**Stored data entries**
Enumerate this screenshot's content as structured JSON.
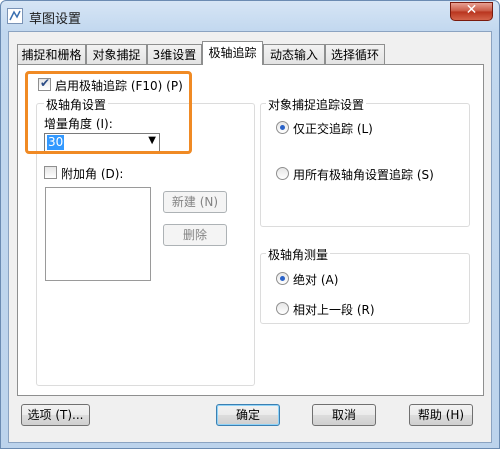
{
  "window": {
    "title": "草图设置",
    "close_glyph": "✕"
  },
  "tabs": [
    "捕捉和栅格",
    "对象捕捉",
    "3维设置",
    "极轴追踪",
    "动态输入",
    "选择循环"
  ],
  "active_tab": "极轴追踪",
  "polar": {
    "enable_label": "启用极轴追踪 (F10) (P)",
    "enable_checked": true,
    "settings_group": "极轴角设置",
    "increment_label": "增量角度 (I):",
    "increment_value": "30",
    "additional_label": "附加角 (D):",
    "additional_checked": false,
    "new_button": "新建 (N)",
    "delete_button": "删除"
  },
  "snap_tracking": {
    "group_label": "对象捕捉追踪设置",
    "options": [
      "仅正交追踪 (L)",
      "用所有极轴角设置追踪 (S)"
    ],
    "selected": 0
  },
  "polar_measurement": {
    "group_label": "极轴角测量",
    "options": [
      "绝对 (A)",
      "相对上一段 (R)"
    ],
    "selected": 0
  },
  "footer": {
    "options_button": "选项 (T)...",
    "ok_button": "确定",
    "cancel_button": "取消",
    "help_button": "帮助 (H)"
  },
  "colors": {
    "highlight": "#f08a24",
    "radio_selected": "#2a62c8",
    "close_button": "#c85640"
  }
}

**Objective**
Print out the material word for word, omitting the pictures.

**Output of the exercise**
Enumerate this screenshot's content as structured JSON.
{
  "window": {
    "title": "草图设置",
    "close_glyph": "✕"
  },
  "tabs": [
    "捕捉和栅格",
    "对象捕捉",
    "3维设置",
    "极轴追踪",
    "动态输入",
    "选择循环"
  ],
  "active_tab": "极轴追踪",
  "polar": {
    "enable_label": "启用极轴追踪 (F10) (P)",
    "enable_checked": true,
    "settings_group": "极轴角设置",
    "increment_label": "增量角度 (I):",
    "increment_value": "30",
    "additional_label": "附加角 (D):",
    "additional_checked": false,
    "new_button": "新建 (N)",
    "delete_button": "删除"
  },
  "snap_tracking": {
    "group_label": "对象捕捉追踪设置",
    "options": [
      "仅正交追踪 (L)",
      "用所有极轴角设置追踪 (S)"
    ],
    "selected": 0
  },
  "polar_measurement": {
    "group_label": "极轴角测量",
    "options": [
      "绝对 (A)",
      "相对上一段 (R)"
    ],
    "selected": 0
  },
  "footer": {
    "options_button": "选项 (T)...",
    "ok_button": "确定",
    "cancel_button": "取消",
    "help_button": "帮助 (H)"
  },
  "colors": {
    "highlight": "#f08a24",
    "radio_selected": "#2a62c8",
    "close_button": "#c85640"
  }
}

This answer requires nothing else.